## Exercise details
Using the records below, copy out exactly the line that contains "Convert this screenshot" and every line that follows it, up to and including the last, and no others.

## Data section
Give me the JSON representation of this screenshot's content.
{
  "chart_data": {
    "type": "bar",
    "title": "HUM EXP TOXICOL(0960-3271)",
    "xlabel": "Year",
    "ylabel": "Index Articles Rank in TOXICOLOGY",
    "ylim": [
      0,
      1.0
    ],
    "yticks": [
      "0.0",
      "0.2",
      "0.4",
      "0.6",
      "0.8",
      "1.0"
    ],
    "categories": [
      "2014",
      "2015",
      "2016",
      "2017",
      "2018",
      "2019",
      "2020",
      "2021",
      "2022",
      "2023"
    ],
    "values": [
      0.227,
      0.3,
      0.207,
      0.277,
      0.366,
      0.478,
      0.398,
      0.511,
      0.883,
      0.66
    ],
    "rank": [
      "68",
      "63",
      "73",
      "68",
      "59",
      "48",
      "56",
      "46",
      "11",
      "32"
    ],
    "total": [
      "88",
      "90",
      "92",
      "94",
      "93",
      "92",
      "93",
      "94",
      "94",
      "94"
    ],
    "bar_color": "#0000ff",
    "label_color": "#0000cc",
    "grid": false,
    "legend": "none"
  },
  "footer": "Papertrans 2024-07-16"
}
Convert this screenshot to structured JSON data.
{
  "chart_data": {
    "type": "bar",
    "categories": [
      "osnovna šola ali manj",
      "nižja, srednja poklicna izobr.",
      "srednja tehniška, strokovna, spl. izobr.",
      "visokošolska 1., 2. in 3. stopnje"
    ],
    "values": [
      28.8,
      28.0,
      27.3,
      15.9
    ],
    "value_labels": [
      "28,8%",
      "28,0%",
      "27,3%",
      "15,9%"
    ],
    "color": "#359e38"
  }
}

## Solved problem
Convert this screenshot to structured JSON data.
{
  "chart_data": {
    "type": "bar",
    "categories": [
      "osnovna šola ali manj",
      "nižja, srednja poklicna izobr.",
      "srednja tehniška, strokovna, spl. izobr.",
      "visokošolska 1., 2. in 3. stopnje"
    ],
    "values": [
      28.8,
      28.0,
      27.3,
      15.9
    ],
    "value_labels": [
      "28,8%",
      "28,0%",
      "27,3%",
      "15,9%"
    ],
    "color": "#359e38"
  }
}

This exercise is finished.